§ Enunciado 1:
Responda com base no trecho sobre as acusações contra Donato:
(a) Quanto o ex-auditor fiscal Eduardo Horle Barcellos disse ter dado por mês a Donato?
(b) Que valor de patrimônio Donato declarou à Justiça Eleitoral às vésperas das eleições?
(c) Quem lotou a galeria durante o discurso de Donato?

§ Trecho do texto:
= = =

Donato pediu demissão após um dos suspeitos dizer ao Ministério Público de São Paulo que deu a ele dinheiro para custear campanhas políticas. Em escutas telefônicas obtidas pelo Ministério Público, uma das ex-mulheres de um dos suspeitos também menciona a doação de R$ 200 mil para a campanha de Donato.

O ex-secretário negou qualquer relacionamento neste sentido com os suspeitos. "Nunca, em momento algum, pedi a qualquer um deles recursos para campanha e tampouco recebi dinheiro."

Donato afirmou que ele e ex-secretários da gestão Gilberto Kassab (PSD) são  apontados, sem nenhuma prova, como faces do escândalo. Ele cobrou as empresas supostamente corruptoras. "Tenho certeza de que essas empresas e indivíduos não são vítimas dos fiscais. São sócias majoritárias desse esquema criminoso que suga os escassos recursos públicos de nossa cidade", afirmou.

Durante o discurso, ele recebeu apoio de militantes petistas que lotaram a galeria.

Investigação
Donato negou em entrevista à TV Globo as suspeitas de enriquecimento ilícito, apontadas pelo Ministério Público Estadual (MPE) como justificativa para abertura, na terça-feira (19), de uma investigação.

No último dia 12, o ex-auditor fiscal Eduardo Horle Barcellos, investigado por suposta participação no desvio de parte do Imposto sobre Serviços (ISS) pago por construtoras, disse ao Ministério Público que deu R$ 20 mil por mês ao então vereador Donato entre dezembro de 2011 e setembro do ano passado.

Donato pediu afastamento do cargo no mesmo dia, segundo ele, para não prejudicar o governo. Ele retornou ao mandato de vereador pelo PT e disse que, assim, poderia se defender das acusações.

O ex-secretário está sendo investigado por promotores criminais que apuram  o escândalo. Em nenhuma das investigações foi marcada data para o depoimento de Donato.

De acordo com declaração à Justiça Eleitoral, Donato declarou patrimônio de R$ 155 mil às vésperas das eleições. O valor é resultado de aplicações financeiras e de participação ou posse três imóveis. Ele explica que, após a declaração, o patrimônio aumentou com herança recebida da mãe.

"Foi de R$ 200 mil para cerca de R$ 1 milhão com essa herança no ano passado", disse.
"Nunca houve nenhum pagamento por parte desse fiscal, nem de qualquer outro. É claramente uma tentativa de desviar o foco das investigações, realizadas no nosso governo, e que desarticularam essa quadrilha", disse Donato.

= = =

Registros de regiões do layout:
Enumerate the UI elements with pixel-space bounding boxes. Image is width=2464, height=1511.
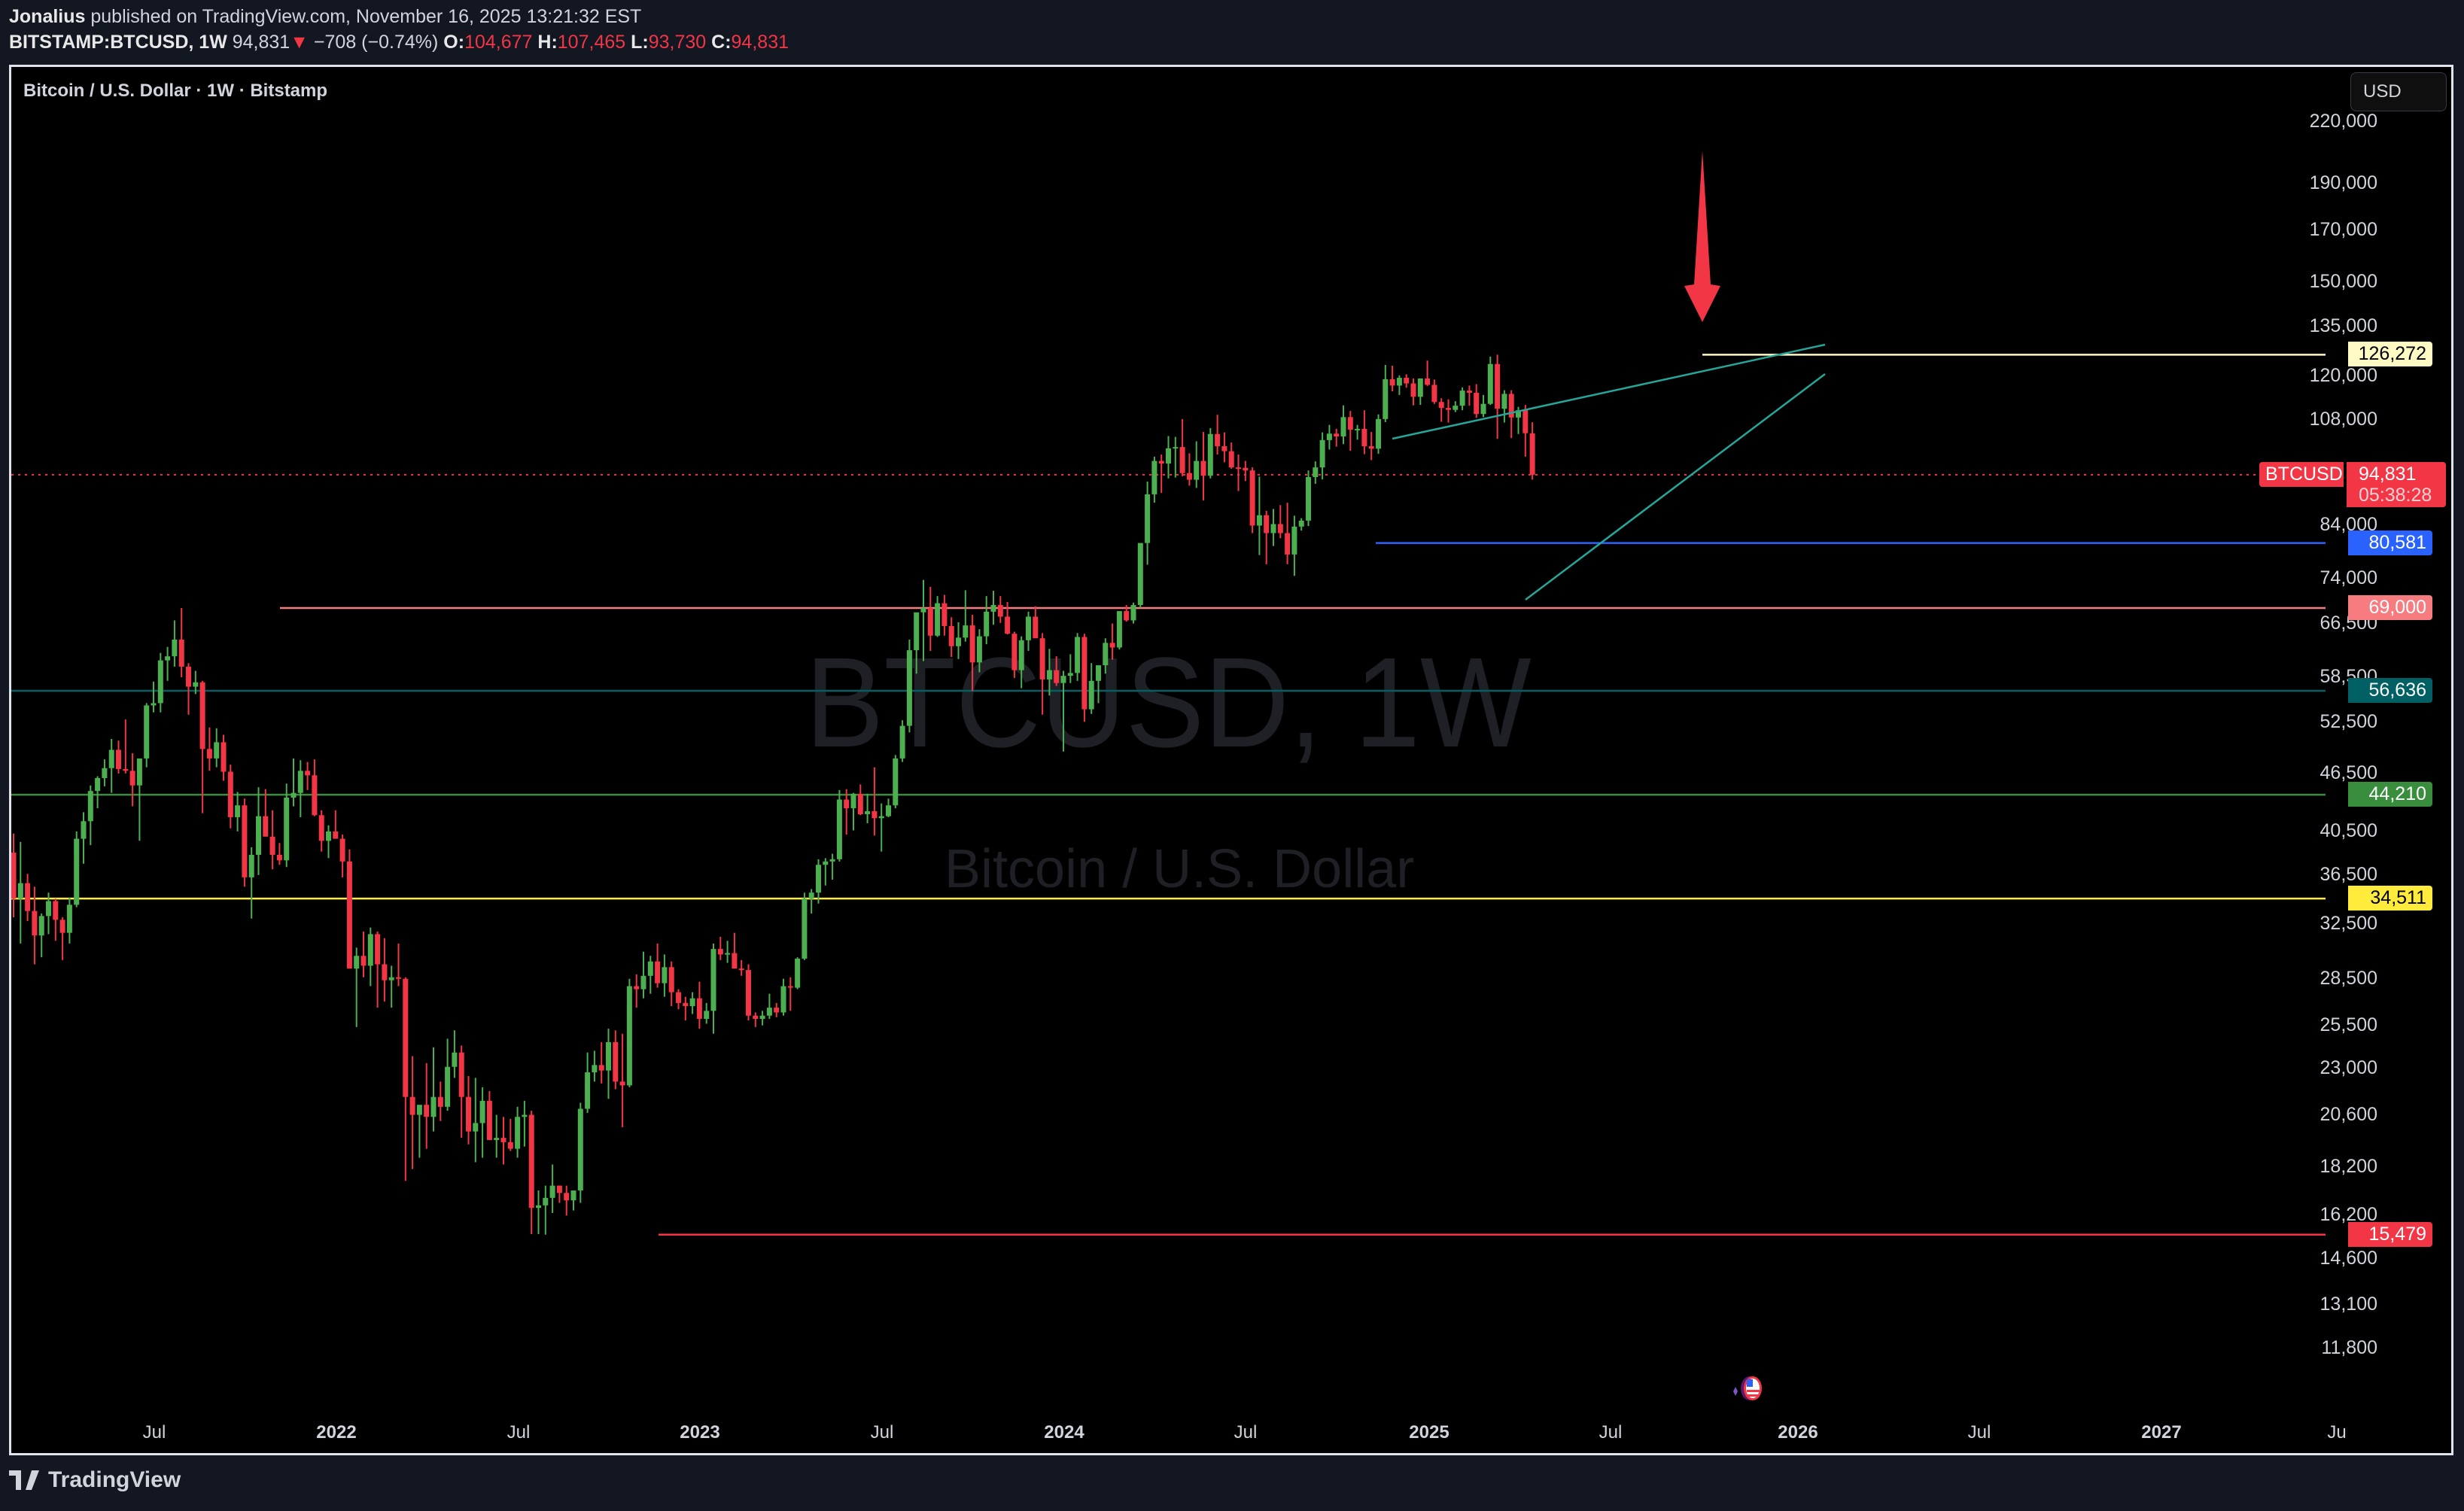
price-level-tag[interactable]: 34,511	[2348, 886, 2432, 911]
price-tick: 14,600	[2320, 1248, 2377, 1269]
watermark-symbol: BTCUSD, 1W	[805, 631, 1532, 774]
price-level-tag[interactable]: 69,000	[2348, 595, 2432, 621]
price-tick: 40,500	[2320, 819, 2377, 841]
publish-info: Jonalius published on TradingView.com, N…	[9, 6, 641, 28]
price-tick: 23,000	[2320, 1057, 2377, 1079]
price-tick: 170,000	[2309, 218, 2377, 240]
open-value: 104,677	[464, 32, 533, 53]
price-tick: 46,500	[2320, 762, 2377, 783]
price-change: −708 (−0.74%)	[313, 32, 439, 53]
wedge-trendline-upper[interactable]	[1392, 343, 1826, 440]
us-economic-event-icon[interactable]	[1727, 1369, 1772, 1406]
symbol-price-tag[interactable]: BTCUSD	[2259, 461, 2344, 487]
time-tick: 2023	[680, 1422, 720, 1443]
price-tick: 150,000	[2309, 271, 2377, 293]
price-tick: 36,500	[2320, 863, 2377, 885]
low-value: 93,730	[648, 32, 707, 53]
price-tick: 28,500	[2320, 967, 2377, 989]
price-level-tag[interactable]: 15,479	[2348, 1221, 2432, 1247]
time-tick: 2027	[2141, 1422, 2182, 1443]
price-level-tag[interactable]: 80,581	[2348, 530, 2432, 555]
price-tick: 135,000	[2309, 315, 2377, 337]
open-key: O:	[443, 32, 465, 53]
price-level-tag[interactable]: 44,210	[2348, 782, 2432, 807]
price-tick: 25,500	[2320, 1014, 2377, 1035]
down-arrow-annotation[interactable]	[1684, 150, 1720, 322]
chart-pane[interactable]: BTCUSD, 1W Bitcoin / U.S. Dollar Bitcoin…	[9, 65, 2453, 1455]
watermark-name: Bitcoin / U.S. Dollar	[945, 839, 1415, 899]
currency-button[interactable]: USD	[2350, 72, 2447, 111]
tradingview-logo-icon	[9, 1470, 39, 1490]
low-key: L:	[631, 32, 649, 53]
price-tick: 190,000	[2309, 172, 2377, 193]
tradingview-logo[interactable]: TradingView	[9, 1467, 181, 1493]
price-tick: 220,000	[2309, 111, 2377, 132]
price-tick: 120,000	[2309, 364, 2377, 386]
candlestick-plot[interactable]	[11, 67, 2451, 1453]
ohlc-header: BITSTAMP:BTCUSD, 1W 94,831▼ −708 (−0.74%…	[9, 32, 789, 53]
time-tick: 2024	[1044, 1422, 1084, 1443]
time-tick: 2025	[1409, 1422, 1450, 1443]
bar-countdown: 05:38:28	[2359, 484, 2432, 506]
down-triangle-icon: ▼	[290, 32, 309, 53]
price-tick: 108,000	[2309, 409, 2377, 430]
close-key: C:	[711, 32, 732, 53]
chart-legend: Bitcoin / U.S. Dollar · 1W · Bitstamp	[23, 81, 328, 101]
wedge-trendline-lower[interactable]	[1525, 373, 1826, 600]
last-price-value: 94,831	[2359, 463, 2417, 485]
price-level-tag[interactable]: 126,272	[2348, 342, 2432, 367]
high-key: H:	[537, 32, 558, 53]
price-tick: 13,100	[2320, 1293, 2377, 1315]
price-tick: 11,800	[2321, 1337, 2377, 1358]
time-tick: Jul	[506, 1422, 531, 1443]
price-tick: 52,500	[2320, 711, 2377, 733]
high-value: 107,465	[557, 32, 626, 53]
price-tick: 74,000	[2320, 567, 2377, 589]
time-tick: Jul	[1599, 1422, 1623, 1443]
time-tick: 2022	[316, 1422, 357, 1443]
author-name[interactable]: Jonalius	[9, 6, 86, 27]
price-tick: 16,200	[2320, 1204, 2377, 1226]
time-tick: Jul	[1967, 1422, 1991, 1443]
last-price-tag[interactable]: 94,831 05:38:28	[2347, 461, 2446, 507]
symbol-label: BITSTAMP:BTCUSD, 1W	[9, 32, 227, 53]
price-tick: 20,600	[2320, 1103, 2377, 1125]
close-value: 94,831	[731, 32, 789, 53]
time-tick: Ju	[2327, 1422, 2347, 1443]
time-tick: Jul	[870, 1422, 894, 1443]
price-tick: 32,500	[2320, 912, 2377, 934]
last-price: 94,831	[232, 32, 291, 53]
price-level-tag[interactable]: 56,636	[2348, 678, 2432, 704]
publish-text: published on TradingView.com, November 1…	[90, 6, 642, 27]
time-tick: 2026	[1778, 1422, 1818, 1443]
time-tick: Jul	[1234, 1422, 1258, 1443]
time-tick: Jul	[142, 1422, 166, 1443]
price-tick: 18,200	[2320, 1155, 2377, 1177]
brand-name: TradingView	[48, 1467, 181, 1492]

= = =

§ Enunciado 2: Nos registros, troque "price-level-tag" por "price-line-tag" começando na linha que contém "886, 2432, 911]" e terminando na que contém "32, 732, 53]", ambas incluídas. Reescreva somente essas linhas, sem mudar mais nada.

§ Resposta completa 1:
(a) R$ 20 mil por mês.
(b) R$ 155 mil.
(c) Militantes petistas.

§ Resposta completa 2:
price-line-tag[interactable]: 34,511	[2348, 886, 2432, 911]
price-tick: 14,600	[2320, 1248, 2377, 1269]
watermark-symbol: BTCUSD, 1W	[805, 631, 1532, 774]
price-line-tag[interactable]: 69,000	[2348, 595, 2432, 621]
price-tick: 40,500	[2320, 819, 2377, 841]
publish-info: Jonalius published on TradingView.com, N…	[9, 6, 641, 28]
price-tick: 23,000	[2320, 1057, 2377, 1079]
price-tick: 170,000	[2309, 218, 2377, 240]
open-value: 104,677	[464, 32, 533, 53]
price-tick: 46,500	[2320, 762, 2377, 783]
price-change: −708 (−0.74%)	[313, 32, 439, 53]
wedge-trendline-upper[interactable]	[1392, 343, 1826, 440]
us-economic-event-icon[interactable]	[1727, 1369, 1772, 1406]
symbol-price-tag[interactable]: BTCUSD	[2259, 461, 2344, 487]
time-tick: 2023	[680, 1422, 720, 1443]
price-tick: 150,000	[2309, 271, 2377, 293]
price-tick: 36,500	[2320, 863, 2377, 885]
low-value: 93,730	[648, 32, 707, 53]
price-tick: 28,500	[2320, 967, 2377, 989]
price-line-tag[interactable]: 15,479	[2348, 1221, 2432, 1247]
time-tick: 2027	[2141, 1422, 2182, 1443]
price-line-tag[interactable]: 80,581	[2348, 530, 2432, 555]
price-tick: 135,000	[2309, 315, 2377, 337]
open-key: O:	[443, 32, 465, 53]
price-line-tag[interactable]: 44,210	[2348, 782, 2432, 807]
price-tick: 25,500	[2320, 1014, 2377, 1035]
down-arrow-annotation[interactable]	[1684, 150, 1720, 322]
chart-pane[interactable]: BTCUSD, 1W Bitcoin / U.S. Dollar Bitcoin…	[9, 65, 2453, 1455]
watermark-name: Bitcoin / U.S. Dollar	[945, 839, 1415, 899]
currency-button[interactable]: USD	[2350, 72, 2447, 111]
tradingview-logo-icon	[9, 1470, 39, 1490]
low-key: L:	[631, 32, 649, 53]
price-tick: 190,000	[2309, 172, 2377, 193]
tradingview-logo[interactable]: TradingView	[9, 1467, 181, 1493]
price-tick: 220,000	[2309, 111, 2377, 132]
price-tick: 120,000	[2309, 364, 2377, 386]
candlestick-plot[interactable]	[11, 67, 2451, 1453]
ohlc-header: BITSTAMP:BTCUSD, 1W 94,831▼ −708 (−0.74%…	[9, 32, 789, 53]
time-tick: 2024	[1044, 1422, 1084, 1443]
time-tick: 2025	[1409, 1422, 1450, 1443]
bar-countdown: 05:38:28	[2359, 484, 2432, 506]
down-triangle-icon: ▼	[290, 32, 309, 53]
price-tick: 108,000	[2309, 409, 2377, 430]
close-key: C:	[711, 32, 732, 53]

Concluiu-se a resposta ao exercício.